-- START PROVIDED MATERIAL --

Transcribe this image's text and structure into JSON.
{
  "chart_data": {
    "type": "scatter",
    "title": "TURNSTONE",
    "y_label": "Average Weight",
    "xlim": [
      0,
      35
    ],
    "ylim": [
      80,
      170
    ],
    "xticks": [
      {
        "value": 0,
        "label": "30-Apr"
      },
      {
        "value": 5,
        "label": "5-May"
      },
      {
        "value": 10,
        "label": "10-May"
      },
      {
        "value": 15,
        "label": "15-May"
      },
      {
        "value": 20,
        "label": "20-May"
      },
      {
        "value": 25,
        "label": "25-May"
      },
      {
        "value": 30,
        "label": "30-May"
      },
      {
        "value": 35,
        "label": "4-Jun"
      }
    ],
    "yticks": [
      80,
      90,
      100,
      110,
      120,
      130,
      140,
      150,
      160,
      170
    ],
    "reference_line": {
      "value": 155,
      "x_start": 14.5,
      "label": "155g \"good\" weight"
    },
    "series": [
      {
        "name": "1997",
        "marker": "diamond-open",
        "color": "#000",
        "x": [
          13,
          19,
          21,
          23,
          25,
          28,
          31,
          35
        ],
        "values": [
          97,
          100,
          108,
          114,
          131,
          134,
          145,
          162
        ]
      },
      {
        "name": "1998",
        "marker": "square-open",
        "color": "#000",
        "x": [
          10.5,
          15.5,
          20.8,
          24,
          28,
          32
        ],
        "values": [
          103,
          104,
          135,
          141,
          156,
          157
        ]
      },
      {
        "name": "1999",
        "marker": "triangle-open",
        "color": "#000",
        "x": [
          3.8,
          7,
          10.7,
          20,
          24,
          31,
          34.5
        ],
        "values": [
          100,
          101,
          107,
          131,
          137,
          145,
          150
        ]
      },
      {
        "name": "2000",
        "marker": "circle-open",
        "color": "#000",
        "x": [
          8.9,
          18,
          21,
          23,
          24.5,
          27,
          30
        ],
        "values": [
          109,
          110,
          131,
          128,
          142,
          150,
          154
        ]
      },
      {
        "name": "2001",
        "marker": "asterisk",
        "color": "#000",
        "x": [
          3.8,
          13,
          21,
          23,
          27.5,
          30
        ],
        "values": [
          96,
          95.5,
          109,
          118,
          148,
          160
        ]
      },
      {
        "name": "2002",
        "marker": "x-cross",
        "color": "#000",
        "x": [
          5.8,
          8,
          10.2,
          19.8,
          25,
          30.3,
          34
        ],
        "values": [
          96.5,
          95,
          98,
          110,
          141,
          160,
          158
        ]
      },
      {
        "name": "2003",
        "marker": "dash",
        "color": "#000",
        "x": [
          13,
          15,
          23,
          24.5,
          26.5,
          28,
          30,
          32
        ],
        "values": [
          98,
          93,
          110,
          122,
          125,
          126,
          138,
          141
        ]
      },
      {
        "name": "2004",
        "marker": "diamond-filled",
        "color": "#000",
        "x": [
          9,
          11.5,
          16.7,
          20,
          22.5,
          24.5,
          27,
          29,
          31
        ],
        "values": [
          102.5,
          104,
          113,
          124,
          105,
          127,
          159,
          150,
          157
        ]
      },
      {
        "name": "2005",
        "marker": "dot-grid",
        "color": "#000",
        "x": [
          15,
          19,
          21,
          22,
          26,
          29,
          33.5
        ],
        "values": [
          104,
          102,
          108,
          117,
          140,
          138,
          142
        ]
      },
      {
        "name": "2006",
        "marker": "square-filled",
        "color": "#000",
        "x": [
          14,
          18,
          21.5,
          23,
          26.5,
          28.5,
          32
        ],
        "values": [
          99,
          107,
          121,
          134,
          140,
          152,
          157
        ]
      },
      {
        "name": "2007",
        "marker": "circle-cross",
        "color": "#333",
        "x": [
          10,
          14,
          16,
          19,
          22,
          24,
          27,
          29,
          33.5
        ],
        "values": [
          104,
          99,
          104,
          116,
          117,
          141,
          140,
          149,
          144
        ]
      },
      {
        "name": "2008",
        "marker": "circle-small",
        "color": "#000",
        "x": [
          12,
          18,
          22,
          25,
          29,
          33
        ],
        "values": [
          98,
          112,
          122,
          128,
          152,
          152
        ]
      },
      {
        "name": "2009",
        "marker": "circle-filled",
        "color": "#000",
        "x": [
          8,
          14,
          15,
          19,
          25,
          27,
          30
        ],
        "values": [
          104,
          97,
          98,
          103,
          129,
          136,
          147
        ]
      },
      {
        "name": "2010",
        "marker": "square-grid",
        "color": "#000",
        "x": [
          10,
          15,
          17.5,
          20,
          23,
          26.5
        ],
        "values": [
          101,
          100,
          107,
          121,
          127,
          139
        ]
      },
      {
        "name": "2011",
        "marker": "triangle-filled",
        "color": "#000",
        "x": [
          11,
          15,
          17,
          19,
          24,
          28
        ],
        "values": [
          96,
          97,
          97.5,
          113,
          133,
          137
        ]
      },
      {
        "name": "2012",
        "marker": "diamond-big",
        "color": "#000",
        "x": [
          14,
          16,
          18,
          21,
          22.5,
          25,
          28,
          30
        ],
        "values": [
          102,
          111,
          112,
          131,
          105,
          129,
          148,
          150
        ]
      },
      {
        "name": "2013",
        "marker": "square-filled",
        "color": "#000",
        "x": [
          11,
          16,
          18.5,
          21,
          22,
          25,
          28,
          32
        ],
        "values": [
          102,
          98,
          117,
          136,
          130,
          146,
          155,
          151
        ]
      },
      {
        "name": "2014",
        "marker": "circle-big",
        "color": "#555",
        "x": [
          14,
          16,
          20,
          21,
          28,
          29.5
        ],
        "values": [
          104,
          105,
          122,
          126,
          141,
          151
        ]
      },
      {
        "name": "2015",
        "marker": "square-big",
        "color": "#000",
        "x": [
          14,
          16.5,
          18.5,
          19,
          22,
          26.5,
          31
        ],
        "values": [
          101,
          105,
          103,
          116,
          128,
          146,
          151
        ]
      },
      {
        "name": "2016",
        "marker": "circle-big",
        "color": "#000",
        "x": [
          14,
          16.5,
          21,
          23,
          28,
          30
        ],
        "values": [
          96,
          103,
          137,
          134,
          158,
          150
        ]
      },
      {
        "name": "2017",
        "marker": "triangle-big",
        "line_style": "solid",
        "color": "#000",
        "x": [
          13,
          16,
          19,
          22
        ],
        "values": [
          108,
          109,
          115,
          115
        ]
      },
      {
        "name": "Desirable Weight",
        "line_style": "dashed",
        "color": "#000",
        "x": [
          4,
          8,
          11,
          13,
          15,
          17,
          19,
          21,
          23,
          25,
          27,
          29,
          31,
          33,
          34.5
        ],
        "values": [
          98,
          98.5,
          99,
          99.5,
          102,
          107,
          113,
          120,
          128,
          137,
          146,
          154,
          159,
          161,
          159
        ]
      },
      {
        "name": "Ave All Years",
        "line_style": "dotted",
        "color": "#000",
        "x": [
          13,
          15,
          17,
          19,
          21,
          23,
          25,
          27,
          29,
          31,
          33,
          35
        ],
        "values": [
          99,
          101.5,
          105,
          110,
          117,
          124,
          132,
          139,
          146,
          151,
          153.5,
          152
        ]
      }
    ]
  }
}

-- END PROVIDED MATERIAL --

**GIVEN EXERCISE:** Copy all the entries verbatim.

**COMPLETE ANSWER:**
Transcribe this image's text and structure into JSON.
{
  "chart_data": {
    "type": "scatter",
    "title": "TURNSTONE",
    "y_label": "Average Weight",
    "xlim": [
      0,
      35
    ],
    "ylim": [
      80,
      170
    ],
    "xticks": [
      {
        "value": 0,
        "label": "30-Apr"
      },
      {
        "value": 5,
        "label": "5-May"
      },
      {
        "value": 10,
        "label": "10-May"
      },
      {
        "value": 15,
        "label": "15-May"
      },
      {
        "value": 20,
        "label": "20-May"
      },
      {
        "value": 25,
        "label": "25-May"
      },
      {
        "value": 30,
        "label": "30-May"
      },
      {
        "value": 35,
        "label": "4-Jun"
      }
    ],
    "yticks": [
      80,
      90,
      100,
      110,
      120,
      130,
      140,
      150,
      160,
      170
    ],
    "reference_line": {
      "value": 155,
      "x_start": 14.5,
      "label": "155g \"good\" weight"
    },
    "series": [
      {
        "name": "1997",
        "marker": "diamond-open",
        "color": "#000",
        "x": [
          13,
          19,
          21,
          23,
          25,
          28,
          31,
          35
        ],
        "values": [
          97,
          100,
          108,
          114,
          131,
          134,
          145,
          162
        ]
      },
      {
        "name": "1998",
        "marker": "square-open",
        "color": "#000",
        "x": [
          10.5,
          15.5,
          20.8,
          24,
          28,
          32
        ],
        "values": [
          103,
          104,
          135,
          141,
          156,
          157
        ]
      },
      {
        "name": "1999",
        "marker": "triangle-open",
        "color": "#000",
        "x": [
          3.8,
          7,
          10.7,
          20,
          24,
          31,
          34.5
        ],
        "values": [
          100,
          101,
          107,
          131,
          137,
          145,
          150
        ]
      },
      {
        "name": "2000",
        "marker": "circle-open",
        "color": "#000",
        "x": [
          8.9,
          18,
          21,
          23,
          24.5,
          27,
          30
        ],
        "values": [
          109,
          110,
          131,
          128,
          142,
          150,
          154
        ]
      },
      {
        "name": "2001",
        "marker": "asterisk",
        "color": "#000",
        "x": [
          3.8,
          13,
          21,
          23,
          27.5,
          30
        ],
        "values": [
          96,
          95.5,
          109,
          118,
          148,
          160
        ]
      },
      {
        "name": "2002",
        "marker": "x-cross",
        "color": "#000",
        "x": [
          5.8,
          8,
          10.2,
          19.8,
          25,
          30.3,
          34
        ],
        "values": [
          96.5,
          95,
          98,
          110,
          141,
          160,
          158
        ]
      },
      {
        "name": "2003",
        "marker": "dash",
        "color": "#000",
        "x": [
          13,
          15,
          23,
          24.5,
          26.5,
          28,
          30,
          32
        ],
        "values": [
          98,
          93,
          110,
          122,
          125,
          126,
          138,
          141
        ]
      },
      {
        "name": "2004",
        "marker": "diamond-filled",
        "color": "#000",
        "x": [
          9,
          11.5,
          16.7,
          20,
          22.5,
          24.5,
          27,
          29,
          31
        ],
        "values": [
          102.5,
          104,
          113,
          124,
          105,
          127,
          159,
          150,
          157
        ]
      },
      {
        "name": "2005",
        "marker": "dot-grid",
        "color": "#000",
        "x": [
          15,
          19,
          21,
          22,
          26,
          29,
          33.5
        ],
        "values": [
          104,
          102,
          108,
          117,
          140,
          138,
          142
        ]
      },
      {
        "name": "2006",
        "marker": "square-filled",
        "color": "#000",
        "x": [
          14,
          18,
          21.5,
          23,
          26.5,
          28.5,
          32
        ],
        "values": [
          99,
          107,
          121,
          134,
          140,
          152,
          157
        ]
      },
      {
        "name": "2007",
        "marker": "circle-cross",
        "color": "#333",
        "x": [
          10,
          14,
          16,
          19,
          22,
          24,
          27,
          29,
          33.5
        ],
        "values": [
          104,
          99,
          104,
          116,
          117,
          141,
          140,
          149,
          144
        ]
      },
      {
        "name": "2008",
        "marker": "circle-small",
        "color": "#000",
        "x": [
          12,
          18,
          22,
          25,
          29,
          33
        ],
        "values": [
          98,
          112,
          122,
          128,
          152,
          152
        ]
      },
      {
        "name": "2009",
        "marker": "circle-filled",
        "color": "#000",
        "x": [
          8,
          14,
          15,
          19,
          25,
          27,
          30
        ],
        "values": [
          104,
          97,
          98,
          103,
          129,
          136,
          147
        ]
      },
      {
        "name": "2010",
        "marker": "square-grid",
        "color": "#000",
        "x": [
          10,
          15,
          17.5,
          20,
          23,
          26.5
        ],
        "values": [
          101,
          100,
          107,
          121,
          127,
          139
        ]
      },
      {
        "name": "2011",
        "marker": "triangle-filled",
        "color": "#000",
        "x": [
          11,
          15,
          17,
          19,
          24,
          28
        ],
        "values": [
          96,
          97,
          97.5,
          113,
          133,
          137
        ]
      },
      {
        "name": "2012",
        "marker": "diamond-big",
        "color": "#000",
        "x": [
          14,
          16,
          18,
          21,
          22.5,
          25,
          28,
          30
        ],
        "values": [
          102,
          111,
          112,
          131,
          105,
          129,
          148,
          150
        ]
      },
      {
        "name": "2013",
        "marker": "square-filled",
        "color": "#000",
        "x": [
          11,
          16,
          18.5,
          21,
          22,
          25,
          28,
          32
        ],
        "values": [
          102,
          98,
          117,
          136,
          130,
          146,
          155,
          151
        ]
      },
      {
        "name": "2014",
        "marker": "circle-big",
        "color": "#555",
        "x": [
          14,
          16,
          20,
          21,
          28,
          29.5
        ],
        "values": [
          104,
          105,
          122,
          126,
          141,
          151
        ]
      },
      {
        "name": "2015",
        "marker": "square-big",
        "color": "#000",
        "x": [
          14,
          16.5,
          18.5,
          19,
          22,
          26.5,
          31
        ],
        "values": [
          101,
          105,
          103,
          116,
          128,
          146,
          151
        ]
      },
      {
        "name": "2016",
        "marker": "circle-big",
        "color": "#000",
        "x": [
          14,
          16.5,
          21,
          23,
          28,
          30
        ],
        "values": [
          96,
          103,
          137,
          134,
          158,
          150
        ]
      },
      {
        "name": "2017",
        "marker": "triangle-big",
        "line_style": "solid",
        "color": "#000",
        "x": [
          13,
          16,
          19,
          22
        ],
        "values": [
          108,
          109,
          115,
          115
        ]
      },
      {
        "name": "Desirable Weight",
        "line_style": "dashed",
        "color": "#000",
        "x": [
          4,
          8,
          11,
          13,
          15,
          17,
          19,
          21,
          23,
          25,
          27,
          29,
          31,
          33,
          34.5
        ],
        "values": [
          98,
          98.5,
          99,
          99.5,
          102,
          107,
          113,
          120,
          128,
          137,
          146,
          154,
          159,
          161,
          159
        ]
      },
      {
        "name": "Ave All Years",
        "line_style": "dotted",
        "color": "#000",
        "x": [
          13,
          15,
          17,
          19,
          21,
          23,
          25,
          27,
          29,
          31,
          33,
          35
        ],
        "values": [
          99,
          101.5,
          105,
          110,
          117,
          124,
          132,
          139,
          146,
          151,
          153.5,
          152
        ]
      }
    ]
  }
}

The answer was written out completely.